Dataset records
_ _ _ _ _ _ _
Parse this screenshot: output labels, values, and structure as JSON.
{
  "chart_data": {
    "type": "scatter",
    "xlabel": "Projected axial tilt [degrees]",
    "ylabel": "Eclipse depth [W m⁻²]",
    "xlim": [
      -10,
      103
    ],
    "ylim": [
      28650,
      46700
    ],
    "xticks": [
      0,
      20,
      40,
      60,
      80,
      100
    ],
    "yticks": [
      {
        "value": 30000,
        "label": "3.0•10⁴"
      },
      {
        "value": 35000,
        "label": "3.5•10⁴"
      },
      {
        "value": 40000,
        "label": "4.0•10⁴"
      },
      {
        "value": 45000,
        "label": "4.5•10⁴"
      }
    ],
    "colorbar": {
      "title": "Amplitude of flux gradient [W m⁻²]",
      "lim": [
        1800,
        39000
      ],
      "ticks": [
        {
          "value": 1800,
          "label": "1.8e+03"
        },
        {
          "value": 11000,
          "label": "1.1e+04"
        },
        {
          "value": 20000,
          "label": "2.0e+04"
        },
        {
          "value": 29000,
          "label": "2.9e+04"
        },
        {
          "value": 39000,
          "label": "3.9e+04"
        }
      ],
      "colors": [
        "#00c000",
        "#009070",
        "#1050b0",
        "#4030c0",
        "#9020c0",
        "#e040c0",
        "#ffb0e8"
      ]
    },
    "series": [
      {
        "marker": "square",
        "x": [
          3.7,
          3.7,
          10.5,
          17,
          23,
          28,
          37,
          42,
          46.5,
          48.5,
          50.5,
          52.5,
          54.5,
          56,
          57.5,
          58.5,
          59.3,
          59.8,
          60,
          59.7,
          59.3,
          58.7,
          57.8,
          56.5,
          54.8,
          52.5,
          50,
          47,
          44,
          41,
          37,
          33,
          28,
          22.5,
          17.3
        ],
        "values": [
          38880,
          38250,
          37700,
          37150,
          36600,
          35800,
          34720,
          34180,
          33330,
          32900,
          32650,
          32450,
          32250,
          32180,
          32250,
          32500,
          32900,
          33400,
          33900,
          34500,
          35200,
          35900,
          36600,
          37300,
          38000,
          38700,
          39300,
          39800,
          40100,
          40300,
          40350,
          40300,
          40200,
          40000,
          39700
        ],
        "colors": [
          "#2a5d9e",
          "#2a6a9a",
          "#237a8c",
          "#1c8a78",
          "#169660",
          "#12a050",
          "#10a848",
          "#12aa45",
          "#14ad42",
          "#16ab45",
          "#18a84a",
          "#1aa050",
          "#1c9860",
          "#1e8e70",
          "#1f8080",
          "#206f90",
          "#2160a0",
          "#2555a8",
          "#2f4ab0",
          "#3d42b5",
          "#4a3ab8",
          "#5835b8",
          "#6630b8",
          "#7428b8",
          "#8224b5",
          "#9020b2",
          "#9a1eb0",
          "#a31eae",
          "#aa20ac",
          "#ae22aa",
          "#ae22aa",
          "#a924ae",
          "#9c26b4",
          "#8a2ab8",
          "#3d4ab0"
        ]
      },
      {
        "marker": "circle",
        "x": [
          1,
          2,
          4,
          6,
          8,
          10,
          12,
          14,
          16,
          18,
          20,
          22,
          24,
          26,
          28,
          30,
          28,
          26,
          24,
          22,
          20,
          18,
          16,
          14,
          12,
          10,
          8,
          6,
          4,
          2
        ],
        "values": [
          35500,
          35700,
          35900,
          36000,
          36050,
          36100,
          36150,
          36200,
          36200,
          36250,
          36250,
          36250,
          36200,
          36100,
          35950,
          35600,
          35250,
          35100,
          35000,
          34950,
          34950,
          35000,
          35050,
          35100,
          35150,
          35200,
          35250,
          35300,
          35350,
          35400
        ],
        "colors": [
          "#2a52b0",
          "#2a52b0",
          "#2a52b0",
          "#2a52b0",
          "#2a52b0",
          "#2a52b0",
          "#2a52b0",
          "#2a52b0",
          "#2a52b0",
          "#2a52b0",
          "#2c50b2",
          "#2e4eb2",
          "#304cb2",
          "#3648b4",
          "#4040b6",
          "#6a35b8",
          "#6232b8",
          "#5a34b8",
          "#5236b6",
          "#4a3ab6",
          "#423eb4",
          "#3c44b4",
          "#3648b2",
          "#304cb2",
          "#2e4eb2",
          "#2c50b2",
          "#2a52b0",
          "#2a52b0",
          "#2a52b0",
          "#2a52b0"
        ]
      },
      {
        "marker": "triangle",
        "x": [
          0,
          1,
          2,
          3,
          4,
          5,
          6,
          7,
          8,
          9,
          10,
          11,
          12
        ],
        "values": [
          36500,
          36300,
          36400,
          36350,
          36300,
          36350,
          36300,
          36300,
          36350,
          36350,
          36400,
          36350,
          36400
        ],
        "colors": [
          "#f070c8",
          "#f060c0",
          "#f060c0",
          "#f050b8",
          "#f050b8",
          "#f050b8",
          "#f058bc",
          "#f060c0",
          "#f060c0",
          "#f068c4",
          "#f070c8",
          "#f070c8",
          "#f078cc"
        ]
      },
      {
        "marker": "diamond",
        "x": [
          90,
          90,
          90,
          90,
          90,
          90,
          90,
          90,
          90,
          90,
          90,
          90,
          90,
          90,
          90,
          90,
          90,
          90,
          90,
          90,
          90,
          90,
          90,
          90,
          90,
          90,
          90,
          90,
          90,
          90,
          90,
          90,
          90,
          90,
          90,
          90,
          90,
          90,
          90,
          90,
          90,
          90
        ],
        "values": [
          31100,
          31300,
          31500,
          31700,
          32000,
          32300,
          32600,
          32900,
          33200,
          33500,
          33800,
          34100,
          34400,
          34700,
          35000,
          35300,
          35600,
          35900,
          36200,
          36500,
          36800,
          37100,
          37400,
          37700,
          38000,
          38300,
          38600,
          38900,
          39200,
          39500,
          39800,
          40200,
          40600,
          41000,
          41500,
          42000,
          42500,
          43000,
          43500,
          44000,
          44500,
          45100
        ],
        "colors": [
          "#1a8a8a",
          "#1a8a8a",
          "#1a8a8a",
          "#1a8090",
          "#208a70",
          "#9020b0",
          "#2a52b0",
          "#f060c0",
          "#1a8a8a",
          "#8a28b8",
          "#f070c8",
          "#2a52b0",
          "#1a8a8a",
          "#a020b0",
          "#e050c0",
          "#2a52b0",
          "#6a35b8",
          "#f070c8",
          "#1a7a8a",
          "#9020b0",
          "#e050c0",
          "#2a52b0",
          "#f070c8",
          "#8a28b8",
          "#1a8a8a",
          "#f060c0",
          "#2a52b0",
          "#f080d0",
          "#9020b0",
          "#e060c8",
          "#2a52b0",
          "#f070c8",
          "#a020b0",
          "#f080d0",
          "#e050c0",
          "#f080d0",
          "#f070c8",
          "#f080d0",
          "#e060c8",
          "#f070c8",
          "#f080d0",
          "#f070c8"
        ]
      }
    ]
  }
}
_ _ _ _ _ _ _
Short task
Identify each line containing the string "marker" and copy it out.

Answer for the task
        "marker": "square",
        "marker": "circle",
        "marker": "triangle",
        "marker": "diamond",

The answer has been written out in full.